>> begin Text extract
NoQ added a comment.

Had a look at the actual code, came up with some comments, most are fairly 
minor, so good job! You did a good job explaining the overall idea, but a lot 
of specifics were difficult to understand, so i made a few comments on how to 
make the code a bit easier to read.

> I know, and I tried to look for ways to split this checker into smaller 
> logical chunks, but I didn't find a satisfying solution.

What i would have done:

1. A checker that straightforwardly iterates through immediate fields of the 
current object and reports uninitialized fields.
2. Add base classes support.
3. Heuristic for skipping sub-constructors could use a separate review.
4. Start skipping arrays and unions.
5. Add simple pointer dereference support - introduce chains of fields.
6. More heuristics - the one for symbolic regions, the one for system header 
fields, etc.

etc.

I'm asking for this because it's, like, actually difficult and painful to 
understand formal information in large chunks. One-solution-at-a-time would 
have been so much easier. It is really a bad idea to start by presenting a 
working solution; the great idea is to present a small non-working solution 
with a reasonable idea behind it, and then extend it "in place" as much as it 
seems necessary. It is very comfortable when parts of the patch with different 
"status" (main ideas, corner-case fixes, heuristics, refactoring) stay in 
separate patches. Alpha checkers are essentially branches: because our svn 
doesn't have branches, we have alpha checkers and off-by-default flags. Even 
before step 1, you should be totally fine with committing an empty checker with 
a single empty callback and a header comment - even on such "step 0." we would 
be able to discuss if your approach to the checker seems right or might have 
inevitable issues, and it could have saved a lot of time.
>> end Text extract
>> begin Listing
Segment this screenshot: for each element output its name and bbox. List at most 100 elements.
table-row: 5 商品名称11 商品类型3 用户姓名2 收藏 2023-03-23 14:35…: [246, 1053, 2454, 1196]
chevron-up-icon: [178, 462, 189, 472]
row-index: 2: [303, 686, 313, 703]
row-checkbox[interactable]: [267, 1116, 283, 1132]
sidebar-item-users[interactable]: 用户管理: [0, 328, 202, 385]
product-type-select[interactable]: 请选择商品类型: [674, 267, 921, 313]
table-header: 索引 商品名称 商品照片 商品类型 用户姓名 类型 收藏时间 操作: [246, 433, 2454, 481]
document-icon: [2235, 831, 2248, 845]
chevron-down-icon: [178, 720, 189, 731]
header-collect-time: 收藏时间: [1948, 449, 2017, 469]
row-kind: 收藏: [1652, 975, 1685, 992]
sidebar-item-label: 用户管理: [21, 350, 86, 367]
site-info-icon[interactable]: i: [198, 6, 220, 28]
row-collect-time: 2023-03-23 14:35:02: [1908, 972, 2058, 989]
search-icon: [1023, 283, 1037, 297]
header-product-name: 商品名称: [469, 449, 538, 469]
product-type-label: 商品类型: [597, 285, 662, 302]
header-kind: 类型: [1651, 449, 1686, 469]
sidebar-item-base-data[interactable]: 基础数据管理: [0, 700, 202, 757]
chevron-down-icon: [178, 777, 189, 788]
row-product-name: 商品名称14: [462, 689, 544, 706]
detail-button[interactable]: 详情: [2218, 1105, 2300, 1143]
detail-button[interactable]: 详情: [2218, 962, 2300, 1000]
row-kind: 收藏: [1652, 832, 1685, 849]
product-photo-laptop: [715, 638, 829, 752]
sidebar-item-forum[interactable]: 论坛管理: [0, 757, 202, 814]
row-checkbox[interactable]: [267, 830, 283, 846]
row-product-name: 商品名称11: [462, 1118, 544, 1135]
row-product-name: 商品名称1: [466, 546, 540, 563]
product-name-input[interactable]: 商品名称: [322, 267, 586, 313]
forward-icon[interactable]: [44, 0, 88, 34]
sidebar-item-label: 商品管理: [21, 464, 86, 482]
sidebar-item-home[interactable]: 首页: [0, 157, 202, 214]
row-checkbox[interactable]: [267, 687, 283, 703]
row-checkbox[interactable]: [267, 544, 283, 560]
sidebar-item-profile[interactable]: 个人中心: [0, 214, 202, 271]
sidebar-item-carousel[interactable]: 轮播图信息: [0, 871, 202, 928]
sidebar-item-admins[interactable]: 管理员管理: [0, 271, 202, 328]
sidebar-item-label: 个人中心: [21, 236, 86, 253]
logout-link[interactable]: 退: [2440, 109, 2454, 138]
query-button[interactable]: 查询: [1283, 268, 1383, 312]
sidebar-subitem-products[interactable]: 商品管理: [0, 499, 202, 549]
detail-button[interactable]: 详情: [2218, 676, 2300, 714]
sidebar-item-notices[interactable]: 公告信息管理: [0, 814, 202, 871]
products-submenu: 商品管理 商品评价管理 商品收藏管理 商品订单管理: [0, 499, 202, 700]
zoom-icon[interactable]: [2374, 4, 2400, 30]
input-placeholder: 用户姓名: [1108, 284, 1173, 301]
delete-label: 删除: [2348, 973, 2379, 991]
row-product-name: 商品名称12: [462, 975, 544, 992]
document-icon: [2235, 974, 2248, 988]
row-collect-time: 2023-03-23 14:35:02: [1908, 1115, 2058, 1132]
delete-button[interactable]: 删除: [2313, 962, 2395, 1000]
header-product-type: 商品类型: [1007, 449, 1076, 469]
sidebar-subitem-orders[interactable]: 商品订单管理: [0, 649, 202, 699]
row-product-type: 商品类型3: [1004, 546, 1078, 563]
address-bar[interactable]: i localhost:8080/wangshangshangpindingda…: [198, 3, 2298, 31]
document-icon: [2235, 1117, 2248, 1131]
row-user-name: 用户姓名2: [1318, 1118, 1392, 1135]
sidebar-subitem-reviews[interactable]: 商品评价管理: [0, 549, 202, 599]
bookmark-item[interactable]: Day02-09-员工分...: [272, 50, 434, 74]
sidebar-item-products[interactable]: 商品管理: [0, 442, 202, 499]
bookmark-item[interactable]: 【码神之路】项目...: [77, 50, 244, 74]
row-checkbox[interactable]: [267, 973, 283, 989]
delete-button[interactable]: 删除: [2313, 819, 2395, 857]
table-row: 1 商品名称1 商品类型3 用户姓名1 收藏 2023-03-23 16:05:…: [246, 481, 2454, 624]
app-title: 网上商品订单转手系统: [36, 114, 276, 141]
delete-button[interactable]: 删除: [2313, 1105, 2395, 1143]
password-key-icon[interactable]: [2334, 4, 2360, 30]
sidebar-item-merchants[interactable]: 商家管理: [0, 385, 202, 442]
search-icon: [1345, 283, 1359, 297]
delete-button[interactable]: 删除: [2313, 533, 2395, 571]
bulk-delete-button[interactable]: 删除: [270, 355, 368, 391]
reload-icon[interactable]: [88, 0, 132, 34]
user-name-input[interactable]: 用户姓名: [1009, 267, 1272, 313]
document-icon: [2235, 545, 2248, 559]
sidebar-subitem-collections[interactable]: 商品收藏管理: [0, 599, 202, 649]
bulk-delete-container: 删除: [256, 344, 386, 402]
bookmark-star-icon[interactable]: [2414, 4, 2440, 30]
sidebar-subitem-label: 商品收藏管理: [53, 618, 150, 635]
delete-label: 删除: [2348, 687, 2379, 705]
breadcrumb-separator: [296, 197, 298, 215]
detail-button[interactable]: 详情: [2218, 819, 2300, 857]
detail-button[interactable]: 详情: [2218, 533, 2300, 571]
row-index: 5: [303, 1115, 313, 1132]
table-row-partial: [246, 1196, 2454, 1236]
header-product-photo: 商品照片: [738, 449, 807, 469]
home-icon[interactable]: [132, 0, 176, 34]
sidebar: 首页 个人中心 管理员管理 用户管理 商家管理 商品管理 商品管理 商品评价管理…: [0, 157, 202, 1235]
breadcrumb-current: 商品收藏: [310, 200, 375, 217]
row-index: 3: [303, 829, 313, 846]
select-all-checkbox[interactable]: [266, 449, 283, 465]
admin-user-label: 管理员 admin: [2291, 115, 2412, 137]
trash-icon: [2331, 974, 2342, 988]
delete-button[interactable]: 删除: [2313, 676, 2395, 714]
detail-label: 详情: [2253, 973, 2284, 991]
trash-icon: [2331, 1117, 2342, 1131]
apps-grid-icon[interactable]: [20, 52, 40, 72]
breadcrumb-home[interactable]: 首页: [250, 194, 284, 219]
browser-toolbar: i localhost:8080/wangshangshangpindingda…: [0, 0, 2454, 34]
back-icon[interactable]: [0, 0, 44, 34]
>> end Listing
>> begin Listing
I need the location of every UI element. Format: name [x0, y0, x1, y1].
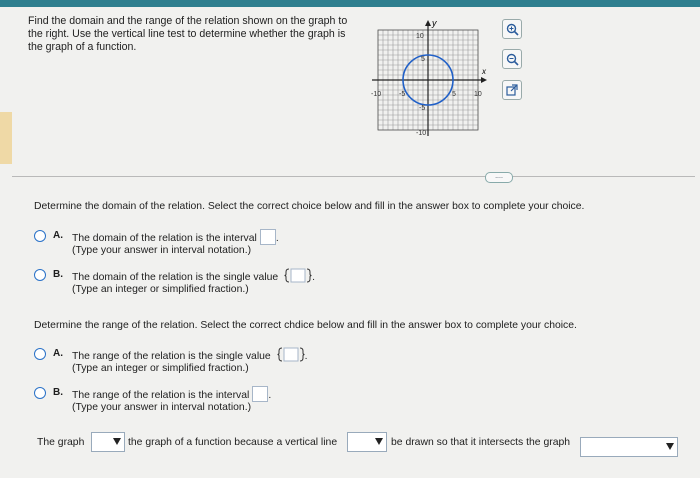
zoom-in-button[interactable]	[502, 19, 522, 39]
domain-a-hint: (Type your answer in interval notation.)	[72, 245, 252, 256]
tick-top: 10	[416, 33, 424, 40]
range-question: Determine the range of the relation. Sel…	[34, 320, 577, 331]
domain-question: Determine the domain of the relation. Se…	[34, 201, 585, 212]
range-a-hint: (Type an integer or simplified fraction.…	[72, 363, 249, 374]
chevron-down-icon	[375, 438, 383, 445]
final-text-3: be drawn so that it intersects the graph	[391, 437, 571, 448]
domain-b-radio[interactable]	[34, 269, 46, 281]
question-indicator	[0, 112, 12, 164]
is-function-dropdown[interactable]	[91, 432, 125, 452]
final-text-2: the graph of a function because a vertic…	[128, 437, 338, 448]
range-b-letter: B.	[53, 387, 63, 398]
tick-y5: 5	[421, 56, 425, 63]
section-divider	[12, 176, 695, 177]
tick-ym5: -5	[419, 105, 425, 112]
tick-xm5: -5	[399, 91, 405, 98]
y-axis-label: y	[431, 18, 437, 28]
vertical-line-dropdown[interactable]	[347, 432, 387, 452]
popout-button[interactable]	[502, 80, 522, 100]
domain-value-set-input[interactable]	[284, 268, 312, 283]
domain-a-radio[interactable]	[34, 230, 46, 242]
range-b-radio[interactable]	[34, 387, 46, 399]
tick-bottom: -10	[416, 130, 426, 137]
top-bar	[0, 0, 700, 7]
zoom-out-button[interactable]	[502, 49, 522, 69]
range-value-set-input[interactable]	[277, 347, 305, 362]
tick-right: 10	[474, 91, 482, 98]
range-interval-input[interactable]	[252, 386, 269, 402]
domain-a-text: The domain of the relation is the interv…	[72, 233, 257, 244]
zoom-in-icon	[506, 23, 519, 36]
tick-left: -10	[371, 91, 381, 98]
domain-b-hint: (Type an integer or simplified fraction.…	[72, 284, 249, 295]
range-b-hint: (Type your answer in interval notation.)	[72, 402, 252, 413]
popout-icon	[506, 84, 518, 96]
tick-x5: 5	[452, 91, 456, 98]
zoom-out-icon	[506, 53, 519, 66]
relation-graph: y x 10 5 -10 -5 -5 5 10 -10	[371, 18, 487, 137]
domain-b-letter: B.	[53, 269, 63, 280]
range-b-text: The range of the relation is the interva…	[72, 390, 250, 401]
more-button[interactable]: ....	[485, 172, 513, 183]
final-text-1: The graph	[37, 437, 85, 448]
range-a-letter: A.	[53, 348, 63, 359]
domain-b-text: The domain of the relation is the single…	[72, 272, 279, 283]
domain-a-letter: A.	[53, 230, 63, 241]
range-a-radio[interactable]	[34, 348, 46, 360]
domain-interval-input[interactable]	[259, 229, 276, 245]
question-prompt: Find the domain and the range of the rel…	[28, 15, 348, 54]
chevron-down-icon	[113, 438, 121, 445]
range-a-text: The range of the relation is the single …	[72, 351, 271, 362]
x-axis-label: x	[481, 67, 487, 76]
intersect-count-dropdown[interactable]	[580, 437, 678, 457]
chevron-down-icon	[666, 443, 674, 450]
>> end Listing
>> begin Listing
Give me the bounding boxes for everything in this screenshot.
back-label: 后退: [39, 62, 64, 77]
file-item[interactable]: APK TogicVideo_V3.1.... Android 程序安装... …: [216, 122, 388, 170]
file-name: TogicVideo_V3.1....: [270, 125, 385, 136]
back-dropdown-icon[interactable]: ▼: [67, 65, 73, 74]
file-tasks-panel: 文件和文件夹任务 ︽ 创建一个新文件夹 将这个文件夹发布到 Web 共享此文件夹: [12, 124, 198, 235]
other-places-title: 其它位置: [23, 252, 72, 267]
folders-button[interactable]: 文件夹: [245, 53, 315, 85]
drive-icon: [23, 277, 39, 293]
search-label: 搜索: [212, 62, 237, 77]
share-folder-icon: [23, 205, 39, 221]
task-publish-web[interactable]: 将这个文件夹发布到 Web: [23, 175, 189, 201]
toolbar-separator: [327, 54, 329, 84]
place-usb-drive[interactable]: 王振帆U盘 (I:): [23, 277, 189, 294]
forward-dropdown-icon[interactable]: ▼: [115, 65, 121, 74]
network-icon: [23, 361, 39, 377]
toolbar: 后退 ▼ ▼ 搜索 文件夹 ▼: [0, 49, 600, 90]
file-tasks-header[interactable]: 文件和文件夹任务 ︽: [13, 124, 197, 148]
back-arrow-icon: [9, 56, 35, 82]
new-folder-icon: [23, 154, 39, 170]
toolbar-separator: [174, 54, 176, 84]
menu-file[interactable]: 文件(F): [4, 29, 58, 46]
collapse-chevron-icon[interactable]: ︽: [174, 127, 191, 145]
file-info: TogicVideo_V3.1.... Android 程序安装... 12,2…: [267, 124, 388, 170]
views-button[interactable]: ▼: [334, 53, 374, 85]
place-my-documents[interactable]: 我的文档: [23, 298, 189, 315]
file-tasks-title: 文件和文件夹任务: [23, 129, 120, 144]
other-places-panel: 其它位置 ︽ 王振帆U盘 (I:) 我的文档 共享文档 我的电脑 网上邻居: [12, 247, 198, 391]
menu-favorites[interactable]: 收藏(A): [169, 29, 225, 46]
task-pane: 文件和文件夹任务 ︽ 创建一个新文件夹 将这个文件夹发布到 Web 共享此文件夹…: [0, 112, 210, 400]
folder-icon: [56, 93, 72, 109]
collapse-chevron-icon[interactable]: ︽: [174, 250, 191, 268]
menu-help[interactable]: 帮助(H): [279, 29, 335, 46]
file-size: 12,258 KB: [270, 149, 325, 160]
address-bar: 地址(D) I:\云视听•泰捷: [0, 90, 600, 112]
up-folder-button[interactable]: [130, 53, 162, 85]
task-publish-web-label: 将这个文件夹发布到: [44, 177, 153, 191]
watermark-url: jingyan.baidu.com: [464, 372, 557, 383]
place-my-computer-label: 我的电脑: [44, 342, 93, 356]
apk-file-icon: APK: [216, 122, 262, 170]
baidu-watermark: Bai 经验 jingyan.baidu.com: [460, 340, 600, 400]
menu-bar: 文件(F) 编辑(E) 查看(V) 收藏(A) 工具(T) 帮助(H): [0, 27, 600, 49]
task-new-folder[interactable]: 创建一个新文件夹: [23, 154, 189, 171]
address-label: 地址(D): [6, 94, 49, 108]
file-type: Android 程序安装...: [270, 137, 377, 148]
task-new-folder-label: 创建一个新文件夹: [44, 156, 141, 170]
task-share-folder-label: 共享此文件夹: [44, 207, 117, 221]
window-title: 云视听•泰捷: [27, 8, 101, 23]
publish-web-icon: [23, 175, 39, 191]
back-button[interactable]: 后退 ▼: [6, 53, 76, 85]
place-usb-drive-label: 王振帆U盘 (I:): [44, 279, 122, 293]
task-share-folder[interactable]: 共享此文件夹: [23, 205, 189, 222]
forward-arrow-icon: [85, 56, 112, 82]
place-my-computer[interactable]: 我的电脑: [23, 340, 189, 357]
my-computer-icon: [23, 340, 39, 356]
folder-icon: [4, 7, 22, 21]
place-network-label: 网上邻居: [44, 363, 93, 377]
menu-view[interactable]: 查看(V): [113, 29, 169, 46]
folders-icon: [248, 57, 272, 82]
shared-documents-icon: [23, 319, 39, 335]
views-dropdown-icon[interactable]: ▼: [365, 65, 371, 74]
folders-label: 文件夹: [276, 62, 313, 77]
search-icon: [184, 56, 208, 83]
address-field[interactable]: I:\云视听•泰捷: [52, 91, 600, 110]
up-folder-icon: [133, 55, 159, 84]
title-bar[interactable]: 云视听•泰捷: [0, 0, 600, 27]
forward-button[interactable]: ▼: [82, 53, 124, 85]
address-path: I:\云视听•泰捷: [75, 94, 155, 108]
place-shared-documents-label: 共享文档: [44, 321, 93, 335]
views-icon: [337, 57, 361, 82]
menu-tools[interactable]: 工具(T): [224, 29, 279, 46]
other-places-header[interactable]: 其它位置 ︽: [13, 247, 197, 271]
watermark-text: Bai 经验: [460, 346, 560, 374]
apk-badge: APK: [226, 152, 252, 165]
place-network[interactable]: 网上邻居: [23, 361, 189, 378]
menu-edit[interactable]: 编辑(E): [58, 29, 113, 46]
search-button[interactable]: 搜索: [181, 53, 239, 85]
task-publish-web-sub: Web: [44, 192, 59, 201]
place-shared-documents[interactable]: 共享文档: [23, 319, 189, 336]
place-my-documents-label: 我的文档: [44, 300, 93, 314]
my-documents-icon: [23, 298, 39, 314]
>> end Listing
▶ **Exercise instructions**:
1/ Answer these questions from the code review comment:
(a) What does the first step in the reviewer's numbered list describe?
(b) According to the code review comment, what are alpha checkers essentially?
(c) What could be committed as "step 0"?
2/ Resume the code review comment after its final sentence.

▶ **Results of the exercise**:
1/
(a) A checker that straightforwardly iterates through immediate fields of the current object and reports uninitialized fields.
(b) Branches.
(c) An empty checker with a single empty callback and a header comment.

2/
Essentially every part of the solution that you implement, if you think it 
might deserve a separate discussion, also deserves a separate patch. It is 
reasonable to split the work into logical chunks before you start it. It's very 
unlikely that you have a single idea that takes 500 non-trivial lines of code 
to express. Splitting up ideas so that they were easy to grasp is an invaluable 
effort. I had very positive experience with that recently, both as a coder and 
as a reviewer, so i encourage that a lot.



================
Comment at: lib/StaticAnalyzer/Checkers/UninitializedObjectChecker.cpp:47
+class FieldChainInfo {
+  using FieldChain = llvm::SmallVector<const FieldRegion *, 10>;
+
----------------
At a glance it looks like a great use case for an immutable list. It's easy to 
use the immutable list as a stack, and it's also O(1) to copy/move and take 
snapshots of it.

Note that you copy 10 pointers every time you copy //or move// a `SmallVector`. 
Small vectors don't make much sense as fields of actively used data structures 
- their main purpose is to live on the stack as local variables.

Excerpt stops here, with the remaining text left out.